##### TASK INPUTS #####

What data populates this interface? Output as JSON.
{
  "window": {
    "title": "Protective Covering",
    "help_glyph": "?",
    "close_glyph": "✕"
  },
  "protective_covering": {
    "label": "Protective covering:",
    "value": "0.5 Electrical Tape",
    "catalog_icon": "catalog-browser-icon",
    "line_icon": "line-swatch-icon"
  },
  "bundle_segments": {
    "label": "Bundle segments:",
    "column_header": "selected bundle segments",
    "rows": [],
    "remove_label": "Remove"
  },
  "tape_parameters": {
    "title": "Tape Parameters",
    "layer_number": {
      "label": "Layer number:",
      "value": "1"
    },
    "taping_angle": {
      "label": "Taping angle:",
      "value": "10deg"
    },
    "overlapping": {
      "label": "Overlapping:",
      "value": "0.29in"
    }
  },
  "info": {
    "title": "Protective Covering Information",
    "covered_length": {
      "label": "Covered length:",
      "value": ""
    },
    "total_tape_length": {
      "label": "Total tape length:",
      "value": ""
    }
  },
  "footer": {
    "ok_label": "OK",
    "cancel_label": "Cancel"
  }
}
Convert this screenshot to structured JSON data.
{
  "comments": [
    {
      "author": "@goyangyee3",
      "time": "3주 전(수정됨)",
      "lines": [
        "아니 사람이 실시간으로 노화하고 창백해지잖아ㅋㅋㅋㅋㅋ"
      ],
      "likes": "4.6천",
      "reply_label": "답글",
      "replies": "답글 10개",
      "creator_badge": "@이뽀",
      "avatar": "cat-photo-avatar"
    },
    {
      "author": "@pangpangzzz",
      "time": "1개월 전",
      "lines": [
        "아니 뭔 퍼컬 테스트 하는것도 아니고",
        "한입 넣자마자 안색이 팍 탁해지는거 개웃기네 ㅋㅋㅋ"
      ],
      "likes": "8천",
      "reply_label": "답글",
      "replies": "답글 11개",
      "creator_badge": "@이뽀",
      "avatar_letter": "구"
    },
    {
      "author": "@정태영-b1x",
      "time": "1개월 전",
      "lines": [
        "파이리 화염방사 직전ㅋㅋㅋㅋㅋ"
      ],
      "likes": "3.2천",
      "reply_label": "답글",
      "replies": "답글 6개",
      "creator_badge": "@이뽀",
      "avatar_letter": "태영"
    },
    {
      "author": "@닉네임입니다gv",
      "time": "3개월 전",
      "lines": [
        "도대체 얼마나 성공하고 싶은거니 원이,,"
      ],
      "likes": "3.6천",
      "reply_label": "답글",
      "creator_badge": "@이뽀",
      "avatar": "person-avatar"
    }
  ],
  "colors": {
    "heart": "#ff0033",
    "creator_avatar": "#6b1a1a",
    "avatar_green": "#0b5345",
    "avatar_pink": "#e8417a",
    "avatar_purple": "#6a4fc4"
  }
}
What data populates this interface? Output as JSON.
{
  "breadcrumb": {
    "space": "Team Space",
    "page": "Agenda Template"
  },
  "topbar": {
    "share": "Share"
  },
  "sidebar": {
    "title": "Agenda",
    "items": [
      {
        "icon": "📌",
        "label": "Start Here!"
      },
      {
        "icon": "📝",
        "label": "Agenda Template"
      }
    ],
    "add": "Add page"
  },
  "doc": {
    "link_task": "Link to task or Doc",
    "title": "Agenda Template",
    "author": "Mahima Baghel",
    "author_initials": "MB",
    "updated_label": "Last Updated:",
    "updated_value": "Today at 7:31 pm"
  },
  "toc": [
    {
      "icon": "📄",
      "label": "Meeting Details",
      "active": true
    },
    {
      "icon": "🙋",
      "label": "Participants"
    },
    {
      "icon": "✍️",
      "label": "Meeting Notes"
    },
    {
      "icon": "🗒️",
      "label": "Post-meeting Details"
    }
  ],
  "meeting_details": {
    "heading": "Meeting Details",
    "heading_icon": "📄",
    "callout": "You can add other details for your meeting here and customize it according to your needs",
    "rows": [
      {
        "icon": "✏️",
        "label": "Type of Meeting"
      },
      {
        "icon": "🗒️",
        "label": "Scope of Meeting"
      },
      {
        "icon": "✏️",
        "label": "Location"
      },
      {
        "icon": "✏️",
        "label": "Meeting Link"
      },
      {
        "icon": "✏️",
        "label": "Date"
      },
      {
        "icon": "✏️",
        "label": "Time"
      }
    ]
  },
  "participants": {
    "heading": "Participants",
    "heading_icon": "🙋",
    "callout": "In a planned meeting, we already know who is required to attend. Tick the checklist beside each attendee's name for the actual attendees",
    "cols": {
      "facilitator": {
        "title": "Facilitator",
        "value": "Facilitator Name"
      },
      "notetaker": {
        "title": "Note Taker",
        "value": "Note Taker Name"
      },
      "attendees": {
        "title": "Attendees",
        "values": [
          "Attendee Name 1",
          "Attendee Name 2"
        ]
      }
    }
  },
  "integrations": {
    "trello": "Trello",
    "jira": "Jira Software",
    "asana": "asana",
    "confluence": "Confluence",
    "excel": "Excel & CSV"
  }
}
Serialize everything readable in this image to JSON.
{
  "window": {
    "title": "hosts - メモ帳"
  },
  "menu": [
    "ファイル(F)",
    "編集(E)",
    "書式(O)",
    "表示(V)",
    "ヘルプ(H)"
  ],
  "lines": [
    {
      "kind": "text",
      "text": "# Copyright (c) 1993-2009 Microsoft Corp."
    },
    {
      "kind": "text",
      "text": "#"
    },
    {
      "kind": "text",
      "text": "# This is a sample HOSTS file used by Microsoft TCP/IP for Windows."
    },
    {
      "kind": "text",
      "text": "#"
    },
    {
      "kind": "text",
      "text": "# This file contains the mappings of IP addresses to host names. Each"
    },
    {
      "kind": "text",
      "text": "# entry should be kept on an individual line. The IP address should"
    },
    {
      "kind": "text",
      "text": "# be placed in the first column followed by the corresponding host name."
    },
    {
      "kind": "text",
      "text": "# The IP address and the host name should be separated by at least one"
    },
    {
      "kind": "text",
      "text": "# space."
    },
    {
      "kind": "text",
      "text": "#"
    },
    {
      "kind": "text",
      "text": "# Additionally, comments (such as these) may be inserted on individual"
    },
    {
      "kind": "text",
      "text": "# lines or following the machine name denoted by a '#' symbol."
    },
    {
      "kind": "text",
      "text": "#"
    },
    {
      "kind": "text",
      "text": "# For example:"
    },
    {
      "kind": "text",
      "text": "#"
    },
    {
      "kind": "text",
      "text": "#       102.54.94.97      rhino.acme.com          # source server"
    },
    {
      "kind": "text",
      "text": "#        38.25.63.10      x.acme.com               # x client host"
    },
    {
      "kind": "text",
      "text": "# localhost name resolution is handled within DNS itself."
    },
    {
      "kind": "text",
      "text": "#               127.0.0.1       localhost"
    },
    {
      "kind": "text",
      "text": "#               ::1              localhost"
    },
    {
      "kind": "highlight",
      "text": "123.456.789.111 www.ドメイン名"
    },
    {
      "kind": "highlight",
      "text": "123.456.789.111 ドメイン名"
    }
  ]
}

#####

**STATED TASK:** Return all the data exactly as given.

**EXPECTED OUTPUT:**
What data populates this interface? Output as JSON.
{
  "window": {
    "title": "Protective Covering",
    "help_glyph": "?",
    "close_glyph": "✕"
  },
  "protective_covering": {
    "label": "Protective covering:",
    "value": "0.5 Electrical Tape",
    "catalog_icon": "catalog-browser-icon",
    "line_icon": "line-swatch-icon"
  },
  "bundle_segments": {
    "label": "Bundle segments:",
    "column_header": "selected bundle segments",
    "rows": [],
    "remove_label": "Remove"
  },
  "tape_parameters": {
    "title": "Tape Parameters",
    "layer_number": {
      "label": "Layer number:",
      "value": "1"
    },
    "taping_angle": {
      "label": "Taping angle:",
      "value": "10deg"
    },
    "overlapping": {
      "label": "Overlapping:",
      "value": "0.29in"
    }
  },
  "info": {
    "title": "Protective Covering Information",
    "covered_length": {
      "label": "Covered length:",
      "value": ""
    },
    "total_tape_length": {
      "label": "Total tape length:",
      "value": ""
    }
  },
  "footer": {
    "ok_label": "OK",
    "cancel_label": "Cancel"
  }
}
Convert this screenshot to structured JSON data.
{
  "comments": [
    {
      "author": "@goyangyee3",
      "time": "3주 전(수정됨)",
      "lines": [
        "아니 사람이 실시간으로 노화하고 창백해지잖아ㅋㅋㅋㅋㅋ"
      ],
      "likes": "4.6천",
      "reply_label": "답글",
      "replies": "답글 10개",
      "creator_badge": "@이뽀",
      "avatar": "cat-photo-avatar"
    },
    {
      "author": "@pangpangzzz",
      "time": "1개월 전",
      "lines": [
        "아니 뭔 퍼컬 테스트 하는것도 아니고",
        "한입 넣자마자 안색이 팍 탁해지는거 개웃기네 ㅋㅋㅋ"
      ],
      "likes": "8천",
      "reply_label": "답글",
      "replies": "답글 11개",
      "creator_badge": "@이뽀",
      "avatar_letter": "구"
    },
    {
      "author": "@정태영-b1x",
      "time": "1개월 전",
      "lines": [
        "파이리 화염방사 직전ㅋㅋㅋㅋㅋ"
      ],
      "likes": "3.2천",
      "reply_label": "답글",
      "replies": "답글 6개",
      "creator_badge": "@이뽀",
      "avatar_letter": "태영"
    },
    {
      "author": "@닉네임입니다gv",
      "time": "3개월 전",
      "lines": [
        "도대체 얼마나 성공하고 싶은거니 원이,,"
      ],
      "likes": "3.6천",
      "reply_label": "답글",
      "creator_badge": "@이뽀",
      "avatar": "person-avatar"
    }
  ],
  "colors": {
    "heart": "#ff0033",
    "creator_avatar": "#6b1a1a",
    "avatar_green": "#0b5345",
    "avatar_pink": "#e8417a",
    "avatar_purple": "#6a4fc4"
  }
}
What data populates this interface? Output as JSON.
{
  "breadcrumb": {
    "space": "Team Space",
    "page": "Agenda Template"
  },
  "topbar": {
    "share": "Share"
  },
  "sidebar": {
    "title": "Agenda",
    "items": [
      {
        "icon": "📌",
        "label": "Start Here!"
      },
      {
        "icon": "📝",
        "label": "Agenda Template"
      }
    ],
    "add": "Add page"
  },
  "doc": {
    "link_task": "Link to task or Doc",
    "title": "Agenda Template",
    "author": "Mahima Baghel",
    "author_initials": "MB",
    "updated_label": "Last Updated:",
    "updated_value": "Today at 7:31 pm"
  },
  "toc": [
    {
      "icon": "📄",
      "label": "Meeting Details",
      "active": true
    },
    {
      "icon": "🙋",
      "label": "Participants"
    },
    {
      "icon": "✍️",
      "label": "Meeting Notes"
    },
    {
      "icon": "🗒️",
      "label": "Post-meeting Details"
    }
  ],
  "meeting_details": {
    "heading": "Meeting Details",
    "heading_icon": "📄",
    "callout": "You can add other details for your meeting here and customize it according to your needs",
    "rows": [
      {
        "icon": "✏️",
        "label": "Type of Meeting"
      },
      {
        "icon": "🗒️",
        "label": "Scope of Meeting"
      },
      {
        "icon": "✏️",
        "label": "Location"
      },
      {
        "icon": "✏️",
        "label": "Meeting Link"
      },
      {
        "icon": "✏️",
        "label": "Date"
      },
      {
        "icon": "✏️",
        "label": "Time"
      }
    ]
  },
  "participants": {
    "heading": "Participants",
    "heading_icon": "🙋",
    "callout": "In a planned meeting, we already know who is required to attend. Tick the checklist beside each attendee's name for the actual attendees",
    "cols": {
      "facilitator": {
        "title": "Facilitator",
        "value": "Facilitator Name"
      },
      "notetaker": {
        "title": "Note Taker",
        "value": "Note Taker Name"
      },
      "attendees": {
        "title": "Attendees",
        "values": [
          "Attendee Name 1",
          "Attendee Name 2"
        ]
      }
    }
  },
  "integrations": {
    "trello": "Trello",
    "jira": "Jira Software",
    "asana": "asana",
    "confluence": "Confluence",
    "excel": "Excel & CSV"
  }
}
Serialize everything readable in this image to JSON.
{
  "window": {
    "title": "hosts - メモ帳"
  },
  "menu": [
    "ファイル(F)",
    "編集(E)",
    "書式(O)",
    "表示(V)",
    "ヘルプ(H)"
  ],
  "lines": [
    {
      "kind": "text",
      "text": "# Copyright (c) 1993-2009 Microsoft Corp."
    },
    {
      "kind": "text",
      "text": "#"
    },
    {
      "kind": "text",
      "text": "# This is a sample HOSTS file used by Microsoft TCP/IP for Windows."
    },
    {
      "kind": "text",
      "text": "#"
    },
    {
      "kind": "text",
      "text": "# This file contains the mappings of IP addresses to host names. Each"
    },
    {
      "kind": "text",
      "text": "# entry should be kept on an individual line. The IP address should"
    },
    {
      "kind": "text",
      "text": "# be placed in the first column followed by the corresponding host name."
    },
    {
      "kind": "text",
      "text": "# The IP address and the host name should be separated by at least one"
    },
    {
      "kind": "text",
      "text": "# space."
    },
    {
      "kind": "text",
      "text": "#"
    },
    {
      "kind": "text",
      "text": "# Additionally, comments (such as these) may be inserted on individual"
    },
    {
      "kind": "text",
      "text": "# lines or following the machine name denoted by a '#' symbol."
    },
    {
      "kind": "text",
      "text": "#"
    },
    {
      "kind": "text",
      "text": "# For example:"
    },
    {
      "kind": "text",
      "text": "#"
    },
    {
      "kind": "text",
      "text": "#       102.54.94.97      rhino.acme.com          # source server"
    },
    {
      "kind": "text",
      "text": "#        38.25.63.10      x.acme.com               # x client host"
    },
    {
      "kind": "text",
      "text": "# localhost name resolution is handled within DNS itself."
    },
    {
      "kind": "text",
      "text": "#               127.0.0.1       localhost"
    },
    {
      "kind": "text",
      "text": "#               ::1              localhost"
    },
    {
      "kind": "highlight",
      "text": "123.456.789.111 www.ドメイン名"
    },
    {
      "kind": "highlight",
      "text": "123.456.789.111 ドメイン名"
    }
  ]
}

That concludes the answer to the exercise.